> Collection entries
- - -
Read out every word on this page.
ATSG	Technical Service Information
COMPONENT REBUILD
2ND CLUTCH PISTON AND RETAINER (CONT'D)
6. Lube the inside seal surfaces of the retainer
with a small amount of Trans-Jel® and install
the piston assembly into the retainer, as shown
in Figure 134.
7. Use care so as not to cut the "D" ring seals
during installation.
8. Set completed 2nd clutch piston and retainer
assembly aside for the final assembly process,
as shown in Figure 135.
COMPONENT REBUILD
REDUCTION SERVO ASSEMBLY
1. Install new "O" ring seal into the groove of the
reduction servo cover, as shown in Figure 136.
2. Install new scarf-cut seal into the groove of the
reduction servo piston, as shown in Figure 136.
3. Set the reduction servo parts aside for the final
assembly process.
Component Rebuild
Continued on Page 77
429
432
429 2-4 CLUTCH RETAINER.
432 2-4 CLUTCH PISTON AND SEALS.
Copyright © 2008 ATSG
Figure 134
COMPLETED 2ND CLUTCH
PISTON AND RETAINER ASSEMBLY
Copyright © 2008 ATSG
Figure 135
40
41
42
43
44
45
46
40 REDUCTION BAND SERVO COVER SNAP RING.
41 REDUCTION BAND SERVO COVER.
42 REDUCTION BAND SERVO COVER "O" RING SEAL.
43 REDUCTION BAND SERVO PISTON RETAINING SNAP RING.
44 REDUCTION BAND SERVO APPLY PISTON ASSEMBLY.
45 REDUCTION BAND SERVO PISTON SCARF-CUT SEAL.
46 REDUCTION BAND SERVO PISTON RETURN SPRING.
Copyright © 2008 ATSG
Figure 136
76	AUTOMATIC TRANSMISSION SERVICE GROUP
- - -
> The exercise
Each record must be repeated exactly as it is.

> Solution
Read out every word on this page.
ATSG	Technical Service Information
COMPONENT REBUILD
2ND CLUTCH PISTON AND RETAINER (CONT'D)
6. Lube the inside seal surfaces of the retainer
with a small amount of Trans-Jel® and install
the piston assembly into the retainer, as shown
in Figure 134.
7. Use care so as not to cut the "D" ring seals
during installation.
8. Set completed 2nd clutch piston and retainer
assembly aside for the final assembly process,
as shown in Figure 135.
COMPONENT REBUILD
REDUCTION SERVO ASSEMBLY
1. Install new "O" ring seal into the groove of the
reduction servo cover, as shown in Figure 136.
2. Install new scarf-cut seal into the groove of the
reduction servo piston, as shown in Figure 136.
3. Set the reduction servo parts aside for the final
assembly process.
Component Rebuild
Continued on Page 77
429
432
429 2-4 CLUTCH RETAINER.
432 2-4 CLUTCH PISTON AND SEALS.
Copyright © 2008 ATSG
Figure 134
COMPLETED 2ND CLUTCH
PISTON AND RETAINER ASSEMBLY
Copyright © 2008 ATSG
Figure 135
40
41
42
43
44
45
46
40 REDUCTION BAND SERVO COVER SNAP RING.
41 REDUCTION BAND SERVO COVER.
42 REDUCTION BAND SERVO COVER "O" RING SEAL.
43 REDUCTION BAND SERVO PISTON RETAINING SNAP RING.
44 REDUCTION BAND SERVO APPLY PISTON ASSEMBLY.
45 REDUCTION BAND SERVO PISTON SCARF-CUT SEAL.
46 REDUCTION BAND SERVO PISTON RETURN SPRING.
Copyright © 2008 ATSG
Figure 136
76	AUTOMATIC TRANSMISSION SERVICE GROUP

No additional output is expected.